▶ TO BE DONE:
Take each line containing the word "color" and copy it.

--*--

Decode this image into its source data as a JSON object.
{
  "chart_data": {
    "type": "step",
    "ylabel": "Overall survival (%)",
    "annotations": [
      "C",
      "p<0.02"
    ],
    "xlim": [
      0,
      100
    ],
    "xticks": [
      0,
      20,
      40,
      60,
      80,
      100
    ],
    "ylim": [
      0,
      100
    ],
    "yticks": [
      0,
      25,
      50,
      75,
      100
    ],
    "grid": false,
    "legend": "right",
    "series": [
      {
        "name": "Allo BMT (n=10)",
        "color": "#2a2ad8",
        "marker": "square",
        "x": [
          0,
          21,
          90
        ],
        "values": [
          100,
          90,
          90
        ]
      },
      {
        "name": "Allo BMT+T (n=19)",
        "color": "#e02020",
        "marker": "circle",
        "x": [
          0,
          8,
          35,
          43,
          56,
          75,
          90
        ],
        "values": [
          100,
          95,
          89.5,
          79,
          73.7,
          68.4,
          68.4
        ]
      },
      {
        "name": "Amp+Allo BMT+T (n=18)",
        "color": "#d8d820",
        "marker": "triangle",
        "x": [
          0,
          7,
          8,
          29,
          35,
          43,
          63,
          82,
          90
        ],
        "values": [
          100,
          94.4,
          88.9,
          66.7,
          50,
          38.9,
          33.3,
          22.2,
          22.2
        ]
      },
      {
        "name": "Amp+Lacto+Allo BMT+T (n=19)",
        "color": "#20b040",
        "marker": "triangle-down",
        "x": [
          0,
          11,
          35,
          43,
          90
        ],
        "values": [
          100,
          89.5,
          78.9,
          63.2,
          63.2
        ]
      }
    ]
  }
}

--*--

▶ FINAL RESULT:
        "color": "#2a2ad8",
        "color": "#e02020",
        "color": "#d8d820",
        "color": "#20b040",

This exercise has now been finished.